### Requirements
Quote all of the data below exactly, please.

-=-=-

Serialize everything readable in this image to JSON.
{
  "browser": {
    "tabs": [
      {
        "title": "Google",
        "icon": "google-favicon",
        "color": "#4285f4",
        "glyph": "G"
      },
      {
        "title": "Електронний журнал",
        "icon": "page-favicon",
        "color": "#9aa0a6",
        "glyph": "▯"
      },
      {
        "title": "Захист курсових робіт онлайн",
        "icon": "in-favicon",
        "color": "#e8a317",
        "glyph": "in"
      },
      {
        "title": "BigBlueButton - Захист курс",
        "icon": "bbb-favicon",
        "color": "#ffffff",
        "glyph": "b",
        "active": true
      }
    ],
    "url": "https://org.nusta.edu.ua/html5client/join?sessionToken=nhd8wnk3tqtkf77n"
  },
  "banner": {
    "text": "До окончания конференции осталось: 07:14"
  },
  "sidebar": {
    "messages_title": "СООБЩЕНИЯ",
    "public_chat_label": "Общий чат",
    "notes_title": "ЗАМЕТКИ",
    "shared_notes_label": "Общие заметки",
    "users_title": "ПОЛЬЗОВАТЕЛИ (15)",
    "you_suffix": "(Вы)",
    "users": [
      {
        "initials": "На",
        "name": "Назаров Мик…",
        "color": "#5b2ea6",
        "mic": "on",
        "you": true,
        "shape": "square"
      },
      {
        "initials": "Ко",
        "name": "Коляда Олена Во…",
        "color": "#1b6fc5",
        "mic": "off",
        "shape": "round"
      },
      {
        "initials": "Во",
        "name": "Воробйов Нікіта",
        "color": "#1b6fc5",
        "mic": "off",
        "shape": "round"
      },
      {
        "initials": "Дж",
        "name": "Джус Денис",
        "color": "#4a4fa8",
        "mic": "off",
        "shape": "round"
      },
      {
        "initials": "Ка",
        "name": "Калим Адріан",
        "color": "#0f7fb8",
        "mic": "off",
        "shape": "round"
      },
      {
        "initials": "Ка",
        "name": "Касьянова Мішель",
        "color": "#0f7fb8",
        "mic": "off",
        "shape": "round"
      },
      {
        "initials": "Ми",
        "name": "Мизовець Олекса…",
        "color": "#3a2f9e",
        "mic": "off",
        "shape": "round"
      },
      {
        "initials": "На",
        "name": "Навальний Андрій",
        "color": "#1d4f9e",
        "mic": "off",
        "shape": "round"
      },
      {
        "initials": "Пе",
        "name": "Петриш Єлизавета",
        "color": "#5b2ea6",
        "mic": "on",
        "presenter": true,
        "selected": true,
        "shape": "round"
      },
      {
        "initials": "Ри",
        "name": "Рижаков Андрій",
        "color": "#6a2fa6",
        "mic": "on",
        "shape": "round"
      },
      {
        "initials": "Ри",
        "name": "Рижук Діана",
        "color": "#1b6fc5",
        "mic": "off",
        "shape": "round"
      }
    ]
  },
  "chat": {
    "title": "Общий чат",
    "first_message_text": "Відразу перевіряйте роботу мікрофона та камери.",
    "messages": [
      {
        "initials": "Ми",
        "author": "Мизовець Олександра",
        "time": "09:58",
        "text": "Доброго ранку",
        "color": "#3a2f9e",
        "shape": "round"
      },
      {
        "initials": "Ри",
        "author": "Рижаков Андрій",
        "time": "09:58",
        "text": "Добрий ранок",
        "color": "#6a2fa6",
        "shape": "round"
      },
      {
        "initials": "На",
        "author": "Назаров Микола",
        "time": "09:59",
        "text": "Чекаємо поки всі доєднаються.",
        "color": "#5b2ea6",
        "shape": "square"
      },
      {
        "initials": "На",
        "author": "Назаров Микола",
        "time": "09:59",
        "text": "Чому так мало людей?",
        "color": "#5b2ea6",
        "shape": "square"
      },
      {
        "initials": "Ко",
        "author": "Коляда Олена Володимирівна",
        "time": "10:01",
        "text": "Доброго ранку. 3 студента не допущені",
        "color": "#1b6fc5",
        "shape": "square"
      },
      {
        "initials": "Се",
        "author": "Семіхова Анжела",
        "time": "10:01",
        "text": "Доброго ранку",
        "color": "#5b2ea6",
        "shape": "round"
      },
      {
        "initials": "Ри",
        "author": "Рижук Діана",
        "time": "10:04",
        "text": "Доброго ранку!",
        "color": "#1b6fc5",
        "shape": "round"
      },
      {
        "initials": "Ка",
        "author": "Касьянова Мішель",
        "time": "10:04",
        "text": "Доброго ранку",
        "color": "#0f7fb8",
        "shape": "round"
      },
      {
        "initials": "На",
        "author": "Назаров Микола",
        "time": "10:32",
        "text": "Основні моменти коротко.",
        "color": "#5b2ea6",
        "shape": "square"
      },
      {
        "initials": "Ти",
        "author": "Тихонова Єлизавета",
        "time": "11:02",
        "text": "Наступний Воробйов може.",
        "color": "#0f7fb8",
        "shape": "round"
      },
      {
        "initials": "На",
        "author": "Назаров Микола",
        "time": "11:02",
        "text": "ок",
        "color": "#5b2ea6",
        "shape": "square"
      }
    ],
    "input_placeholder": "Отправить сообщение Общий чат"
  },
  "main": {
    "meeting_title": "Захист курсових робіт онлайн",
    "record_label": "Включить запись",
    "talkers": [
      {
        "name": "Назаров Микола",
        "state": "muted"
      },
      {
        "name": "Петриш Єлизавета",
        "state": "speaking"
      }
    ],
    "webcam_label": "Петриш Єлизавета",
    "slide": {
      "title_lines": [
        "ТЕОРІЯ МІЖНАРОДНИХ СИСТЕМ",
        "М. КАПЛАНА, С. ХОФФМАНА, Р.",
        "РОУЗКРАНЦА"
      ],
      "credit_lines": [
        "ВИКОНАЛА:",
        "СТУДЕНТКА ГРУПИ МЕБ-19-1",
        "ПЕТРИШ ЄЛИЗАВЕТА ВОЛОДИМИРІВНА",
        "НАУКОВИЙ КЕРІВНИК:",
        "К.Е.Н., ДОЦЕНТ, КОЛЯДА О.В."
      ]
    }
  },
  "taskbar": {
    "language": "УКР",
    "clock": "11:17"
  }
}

-=-=-

### Result for this task
Serialize everything readable in this image to JSON.
{
  "browser": {
    "tabs": [
      {
        "title": "Google",
        "icon": "google-favicon",
        "color": "#4285f4",
        "glyph": "G"
      },
      {
        "title": "Електронний журнал",
        "icon": "page-favicon",
        "color": "#9aa0a6",
        "glyph": "▯"
      },
      {
        "title": "Захист курсових робіт онлайн",
        "icon": "in-favicon",
        "color": "#e8a317",
        "glyph": "in"
      },
      {
        "title": "BigBlueButton - Захист курс",
        "icon": "bbb-favicon",
        "color": "#ffffff",
        "glyph": "b",
        "active": true
      }
    ],
    "url": "https://org.nusta.edu.ua/html5client/join?sessionToken=nhd8wnk3tqtkf77n"
  },
  "banner": {
    "text": "До окончания конференции осталось: 07:14"
  },
  "sidebar": {
    "messages_title": "СООБЩЕНИЯ",
    "public_chat_label": "Общий чат",
    "notes_title": "ЗАМЕТКИ",
    "shared_notes_label": "Общие заметки",
    "users_title": "ПОЛЬЗОВАТЕЛИ (15)",
    "you_suffix": "(Вы)",
    "users": [
      {
        "initials": "На",
        "name": "Назаров Мик…",
        "color": "#5b2ea6",
        "mic": "on",
        "you": true,
        "shape": "square"
      },
      {
        "initials": "Ко",
        "name": "Коляда Олена Во…",
        "color": "#1b6fc5",
        "mic": "off",
        "shape": "round"
      },
      {
        "initials": "Во",
        "name": "Воробйов Нікіта",
        "color": "#1b6fc5",
        "mic": "off",
        "shape": "round"
      },
      {
        "initials": "Дж",
        "name": "Джус Денис",
        "color": "#4a4fa8",
        "mic": "off",
        "shape": "round"
      },
      {
        "initials": "Ка",
        "name": "Калим Адріан",
        "color": "#0f7fb8",
        "mic": "off",
        "shape": "round"
      },
      {
        "initials": "Ка",
        "name": "Касьянова Мішель",
        "color": "#0f7fb8",
        "mic": "off",
        "shape": "round"
      },
      {
        "initials": "Ми",
        "name": "Мизовець Олекса…",
        "color": "#3a2f9e",
        "mic": "off",
        "shape": "round"
      },
      {
        "initials": "На",
        "name": "Навальний Андрій",
        "color": "#1d4f9e",
        "mic": "off",
        "shape": "round"
      },
      {
        "initials": "Пе",
        "name": "Петриш Єлизавета",
        "color": "#5b2ea6",
        "mic": "on",
        "presenter": true,
        "selected": true,
        "shape": "round"
      },
      {
        "initials": "Ри",
        "name": "Рижаков Андрій",
        "color": "#6a2fa6",
        "mic": "on",
        "shape": "round"
      },
      {
        "initials": "Ри",
        "name": "Рижук Діана",
        "color": "#1b6fc5",
        "mic": "off",
        "shape": "round"
      }
    ]
  },
  "chat": {
    "title": "Общий чат",
    "first_message_text": "Відразу перевіряйте роботу мікрофона та камери.",
    "messages": [
      {
        "initials": "Ми",
        "author": "Мизовець Олександра",
        "time": "09:58",
        "text": "Доброго ранку",
        "color": "#3a2f9e",
        "shape": "round"
      },
      {
        "initials": "Ри",
        "author": "Рижаков Андрій",
        "time": "09:58",
        "text": "Добрий ранок",
        "color": "#6a2fa6",
        "shape": "round"
      },
      {
        "initials": "На",
        "author": "Назаров Микола",
        "time": "09:59",
        "text": "Чекаємо поки всі доєднаються.",
        "color": "#5b2ea6",
        "shape": "square"
      },
      {
        "initials": "На",
        "author": "Назаров Микола",
        "time": "09:59",
        "text": "Чому так мало людей?",
        "color": "#5b2ea6",
        "shape": "square"
      },
      {
        "initials": "Ко",
        "author": "Коляда Олена Володимирівна",
        "time": "10:01",
        "text": "Доброго ранку. 3 студента не допущені",
        "color": "#1b6fc5",
        "shape": "square"
      },
      {
        "initials": "Се",
        "author": "Семіхова Анжела",
        "time": "10:01",
        "text": "Доброго ранку",
        "color": "#5b2ea6",
        "shape": "round"
      },
      {
        "initials": "Ри",
        "author": "Рижук Діана",
        "time": "10:04",
        "text": "Доброго ранку!",
        "color": "#1b6fc5",
        "shape": "round"
      },
      {
        "initials": "Ка",
        "author": "Касьянова Мішель",
        "time": "10:04",
        "text": "Доброго ранку",
        "color": "#0f7fb8",
        "shape": "round"
      },
      {
        "initials": "На",
        "author": "Назаров Микола",
        "time": "10:32",
        "text": "Основні моменти коротко.",
        "color": "#5b2ea6",
        "shape": "square"
      },
      {
        "initials": "Ти",
        "author": "Тихонова Єлизавета",
        "time": "11:02",
        "text": "Наступний Воробйов може.",
        "color": "#0f7fb8",
        "shape": "round"
      },
      {
        "initials": "На",
        "author": "Назаров Микола",
        "time": "11:02",
        "text": "ок",
        "color": "#5b2ea6",
        "shape": "square"
      }
    ],
    "input_placeholder": "Отправить сообщение Общий чат"
  },
  "main": {
    "meeting_title": "Захист курсових робіт онлайн",
    "record_label": "Включить запись",
    "talkers": [
      {
        "name": "Назаров Микола",
        "state": "muted"
      },
      {
        "name": "Петриш Єлизавета",
        "state": "speaking"
      }
    ],
    "webcam_label": "Петриш Єлизавета",
    "slide": {
      "title_lines": [
        "ТЕОРІЯ МІЖНАРОДНИХ СИСТЕМ",
        "М. КАПЛАНА, С. ХОФФМАНА, Р.",
        "РОУЗКРАНЦА"
      ],
      "credit_lines": [
        "ВИКОНАЛА:",
        "СТУДЕНТКА ГРУПИ МЕБ-19-1",
        "ПЕТРИШ ЄЛИЗАВЕТА ВОЛОДИМИРІВНА",
        "НАУКОВИЙ КЕРІВНИК:",
        "К.Е.Н., ДОЦЕНТ, КОЛЯДА О.В."
      ]
    }
  },
  "taskbar": {
    "language": "УКР",
    "clock": "11:17"
  }
}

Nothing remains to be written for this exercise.